(Data items)
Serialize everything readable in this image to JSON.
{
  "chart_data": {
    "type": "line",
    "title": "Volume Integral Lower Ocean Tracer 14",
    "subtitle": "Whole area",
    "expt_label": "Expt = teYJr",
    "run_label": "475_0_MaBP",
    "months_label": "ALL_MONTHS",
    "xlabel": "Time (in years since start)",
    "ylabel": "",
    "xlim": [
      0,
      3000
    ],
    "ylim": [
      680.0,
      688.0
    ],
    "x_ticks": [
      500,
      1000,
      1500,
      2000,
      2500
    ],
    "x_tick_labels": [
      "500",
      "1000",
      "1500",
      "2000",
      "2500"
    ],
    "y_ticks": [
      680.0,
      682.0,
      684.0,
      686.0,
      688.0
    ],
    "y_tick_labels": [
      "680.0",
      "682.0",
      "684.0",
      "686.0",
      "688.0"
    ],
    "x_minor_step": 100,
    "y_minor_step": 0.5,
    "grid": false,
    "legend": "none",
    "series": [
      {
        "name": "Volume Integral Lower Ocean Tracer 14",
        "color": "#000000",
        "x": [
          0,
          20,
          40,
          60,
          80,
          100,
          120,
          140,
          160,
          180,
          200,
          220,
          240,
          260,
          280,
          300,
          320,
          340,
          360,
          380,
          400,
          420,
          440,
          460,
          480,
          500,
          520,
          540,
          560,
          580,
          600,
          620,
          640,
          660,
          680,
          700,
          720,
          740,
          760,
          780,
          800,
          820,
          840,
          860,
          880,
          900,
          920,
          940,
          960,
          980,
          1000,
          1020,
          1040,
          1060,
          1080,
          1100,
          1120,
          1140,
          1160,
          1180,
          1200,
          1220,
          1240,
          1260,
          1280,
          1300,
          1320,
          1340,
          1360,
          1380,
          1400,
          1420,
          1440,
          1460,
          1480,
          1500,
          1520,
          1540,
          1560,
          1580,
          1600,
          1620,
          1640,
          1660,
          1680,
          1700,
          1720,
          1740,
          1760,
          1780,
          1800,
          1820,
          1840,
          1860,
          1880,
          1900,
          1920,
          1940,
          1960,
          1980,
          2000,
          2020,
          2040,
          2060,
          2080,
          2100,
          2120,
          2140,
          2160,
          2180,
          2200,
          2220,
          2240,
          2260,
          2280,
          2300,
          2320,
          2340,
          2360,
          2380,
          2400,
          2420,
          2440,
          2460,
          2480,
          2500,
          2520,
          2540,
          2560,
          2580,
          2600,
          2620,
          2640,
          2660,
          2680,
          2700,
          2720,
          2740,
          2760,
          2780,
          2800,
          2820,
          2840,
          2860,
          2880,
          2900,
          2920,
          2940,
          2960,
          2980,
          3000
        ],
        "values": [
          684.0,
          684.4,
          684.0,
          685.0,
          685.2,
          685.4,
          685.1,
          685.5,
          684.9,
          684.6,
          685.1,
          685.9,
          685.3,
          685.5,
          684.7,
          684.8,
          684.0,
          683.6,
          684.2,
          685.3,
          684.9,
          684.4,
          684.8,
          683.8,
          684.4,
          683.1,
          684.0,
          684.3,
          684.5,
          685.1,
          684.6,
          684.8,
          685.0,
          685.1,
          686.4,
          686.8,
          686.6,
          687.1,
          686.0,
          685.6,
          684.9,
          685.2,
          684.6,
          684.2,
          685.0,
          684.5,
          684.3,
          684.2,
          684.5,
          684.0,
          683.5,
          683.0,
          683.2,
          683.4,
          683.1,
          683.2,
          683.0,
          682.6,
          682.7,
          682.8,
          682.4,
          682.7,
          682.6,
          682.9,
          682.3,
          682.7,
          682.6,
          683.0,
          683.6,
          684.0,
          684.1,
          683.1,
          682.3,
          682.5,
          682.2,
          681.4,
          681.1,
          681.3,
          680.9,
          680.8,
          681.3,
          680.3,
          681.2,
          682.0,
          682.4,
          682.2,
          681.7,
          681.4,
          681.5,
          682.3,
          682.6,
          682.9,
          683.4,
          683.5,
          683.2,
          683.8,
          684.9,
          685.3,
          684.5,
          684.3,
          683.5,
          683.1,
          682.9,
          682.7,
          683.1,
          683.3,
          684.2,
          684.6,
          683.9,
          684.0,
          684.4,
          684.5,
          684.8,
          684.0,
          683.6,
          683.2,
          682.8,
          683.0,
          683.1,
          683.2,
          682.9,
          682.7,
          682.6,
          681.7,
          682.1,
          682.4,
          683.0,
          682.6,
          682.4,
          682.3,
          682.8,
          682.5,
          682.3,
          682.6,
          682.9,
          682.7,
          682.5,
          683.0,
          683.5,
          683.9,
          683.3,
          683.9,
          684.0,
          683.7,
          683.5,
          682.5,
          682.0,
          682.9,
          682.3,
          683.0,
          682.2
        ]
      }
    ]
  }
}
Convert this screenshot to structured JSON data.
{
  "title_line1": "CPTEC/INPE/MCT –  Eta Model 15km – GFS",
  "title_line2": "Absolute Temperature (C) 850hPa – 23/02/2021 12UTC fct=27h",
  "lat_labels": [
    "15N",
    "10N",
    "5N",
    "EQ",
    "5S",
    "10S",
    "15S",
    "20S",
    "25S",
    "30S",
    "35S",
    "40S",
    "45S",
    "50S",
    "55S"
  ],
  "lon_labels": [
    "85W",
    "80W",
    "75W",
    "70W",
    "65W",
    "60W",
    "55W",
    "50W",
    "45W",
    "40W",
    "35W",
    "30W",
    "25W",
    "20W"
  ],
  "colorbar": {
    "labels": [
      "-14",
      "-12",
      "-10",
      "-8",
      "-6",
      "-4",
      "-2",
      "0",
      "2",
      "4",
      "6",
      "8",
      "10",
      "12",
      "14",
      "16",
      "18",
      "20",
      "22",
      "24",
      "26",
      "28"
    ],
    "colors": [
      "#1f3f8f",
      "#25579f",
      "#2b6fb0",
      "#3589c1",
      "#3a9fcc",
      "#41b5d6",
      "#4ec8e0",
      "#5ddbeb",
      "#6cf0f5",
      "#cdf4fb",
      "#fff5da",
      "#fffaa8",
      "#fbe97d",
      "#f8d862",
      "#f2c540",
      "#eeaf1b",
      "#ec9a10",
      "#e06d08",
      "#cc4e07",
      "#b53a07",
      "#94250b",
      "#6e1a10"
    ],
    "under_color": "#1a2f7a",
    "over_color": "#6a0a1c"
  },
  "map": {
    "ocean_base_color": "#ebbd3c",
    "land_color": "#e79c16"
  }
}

Exercise objective: Each record above must be given again exactly.

Task solution:
Serialize everything readable in this image to JSON.
{
  "chart_data": {
    "type": "line",
    "title": "Volume Integral Lower Ocean Tracer 14",
    "subtitle": "Whole area",
    "expt_label": "Expt = teYJr",
    "run_label": "475_0_MaBP",
    "months_label": "ALL_MONTHS",
    "xlabel": "Time (in years since start)",
    "ylabel": "",
    "xlim": [
      0,
      3000
    ],
    "ylim": [
      680.0,
      688.0
    ],
    "x_ticks": [
      500,
      1000,
      1500,
      2000,
      2500
    ],
    "x_tick_labels": [
      "500",
      "1000",
      "1500",
      "2000",
      "2500"
    ],
    "y_ticks": [
      680.0,
      682.0,
      684.0,
      686.0,
      688.0
    ],
    "y_tick_labels": [
      "680.0",
      "682.0",
      "684.0",
      "686.0",
      "688.0"
    ],
    "x_minor_step": 100,
    "y_minor_step": 0.5,
    "grid": false,
    "legend": "none",
    "series": [
      {
        "name": "Volume Integral Lower Ocean Tracer 14",
        "color": "#000000",
        "x": [
          0,
          20,
          40,
          60,
          80,
          100,
          120,
          140,
          160,
          180,
          200,
          220,
          240,
          260,
          280,
          300,
          320,
          340,
          360,
          380,
          400,
          420,
          440,
          460,
          480,
          500,
          520,
          540,
          560,
          580,
          600,
          620,
          640,
          660,
          680,
          700,
          720,
          740,
          760,
          780,
          800,
          820,
          840,
          860,
          880,
          900,
          920,
          940,
          960,
          980,
          1000,
          1020,
          1040,
          1060,
          1080,
          1100,
          1120,
          1140,
          1160,
          1180,
          1200,
          1220,
          1240,
          1260,
          1280,
          1300,
          1320,
          1340,
          1360,
          1380,
          1400,
          1420,
          1440,
          1460,
          1480,
          1500,
          1520,
          1540,
          1560,
          1580,
          1600,
          1620,
          1640,
          1660,
          1680,
          1700,
          1720,
          1740,
          1760,
          1780,
          1800,
          1820,
          1840,
          1860,
          1880,
          1900,
          1920,
          1940,
          1960,
          1980,
          2000,
          2020,
          2040,
          2060,
          2080,
          2100,
          2120,
          2140,
          2160,
          2180,
          2200,
          2220,
          2240,
          2260,
          2280,
          2300,
          2320,
          2340,
          2360,
          2380,
          2400,
          2420,
          2440,
          2460,
          2480,
          2500,
          2520,
          2540,
          2560,
          2580,
          2600,
          2620,
          2640,
          2660,
          2680,
          2700,
          2720,
          2740,
          2760,
          2780,
          2800,
          2820,
          2840,
          2860,
          2880,
          2900,
          2920,
          2940,
          2960,
          2980,
          3000
        ],
        "values": [
          684.0,
          684.4,
          684.0,
          685.0,
          685.2,
          685.4,
          685.1,
          685.5,
          684.9,
          684.6,
          685.1,
          685.9,
          685.3,
          685.5,
          684.7,
          684.8,
          684.0,
          683.6,
          684.2,
          685.3,
          684.9,
          684.4,
          684.8,
          683.8,
          684.4,
          683.1,
          684.0,
          684.3,
          684.5,
          685.1,
          684.6,
          684.8,
          685.0,
          685.1,
          686.4,
          686.8,
          686.6,
          687.1,
          686.0,
          685.6,
          684.9,
          685.2,
          684.6,
          684.2,
          685.0,
          684.5,
          684.3,
          684.2,
          684.5,
          684.0,
          683.5,
          683.0,
          683.2,
          683.4,
          683.1,
          683.2,
          683.0,
          682.6,
          682.7,
          682.8,
          682.4,
          682.7,
          682.6,
          682.9,
          682.3,
          682.7,
          682.6,
          683.0,
          683.6,
          684.0,
          684.1,
          683.1,
          682.3,
          682.5,
          682.2,
          681.4,
          681.1,
          681.3,
          680.9,
          680.8,
          681.3,
          680.3,
          681.2,
          682.0,
          682.4,
          682.2,
          681.7,
          681.4,
          681.5,
          682.3,
          682.6,
          682.9,
          683.4,
          683.5,
          683.2,
          683.8,
          684.9,
          685.3,
          684.5,
          684.3,
          683.5,
          683.1,
          682.9,
          682.7,
          683.1,
          683.3,
          684.2,
          684.6,
          683.9,
          684.0,
          684.4,
          684.5,
          684.8,
          684.0,
          683.6,
          683.2,
          682.8,
          683.0,
          683.1,
          683.2,
          682.9,
          682.7,
          682.6,
          681.7,
          682.1,
          682.4,
          683.0,
          682.6,
          682.4,
          682.3,
          682.8,
          682.5,
          682.3,
          682.6,
          682.9,
          682.7,
          682.5,
          683.0,
          683.5,
          683.9,
          683.3,
          683.9,
          684.0,
          683.7,
          683.5,
          682.5,
          682.0,
          682.9,
          682.3,
          683.0,
          682.2
        ]
      }
    ]
  }
}
Convert this screenshot to structured JSON data.
{
  "title_line1": "CPTEC/INPE/MCT –  Eta Model 15km – GFS",
  "title_line2": "Absolute Temperature (C) 850hPa – 23/02/2021 12UTC fct=27h",
  "lat_labels": [
    "15N",
    "10N",
    "5N",
    "EQ",
    "5S",
    "10S",
    "15S",
    "20S",
    "25S",
    "30S",
    "35S",
    "40S",
    "45S",
    "50S",
    "55S"
  ],
  "lon_labels": [
    "85W",
    "80W",
    "75W",
    "70W",
    "65W",
    "60W",
    "55W",
    "50W",
    "45W",
    "40W",
    "35W",
    "30W",
    "25W",
    "20W"
  ],
  "colorbar": {
    "labels": [
      "-14",
      "-12",
      "-10",
      "-8",
      "-6",
      "-4",
      "-2",
      "0",
      "2",
      "4",
      "6",
      "8",
      "10",
      "12",
      "14",
      "16",
      "18",
      "20",
      "22",
      "24",
      "26",
      "28"
    ],
    "colors": [
      "#1f3f8f",
      "#25579f",
      "#2b6fb0",
      "#3589c1",
      "#3a9fcc",
      "#41b5d6",
      "#4ec8e0",
      "#5ddbeb",
      "#6cf0f5",
      "#cdf4fb",
      "#fff5da",
      "#fffaa8",
      "#fbe97d",
      "#f8d862",
      "#f2c540",
      "#eeaf1b",
      "#ec9a10",
      "#e06d08",
      "#cc4e07",
      "#b53a07",
      "#94250b",
      "#6e1a10"
    ],
    "under_color": "#1a2f7a",
    "over_color": "#6a0a1c"
  },
  "map": {
    "ocean_base_color": "#ebbd3c",
    "land_color": "#e79c16"
  }
}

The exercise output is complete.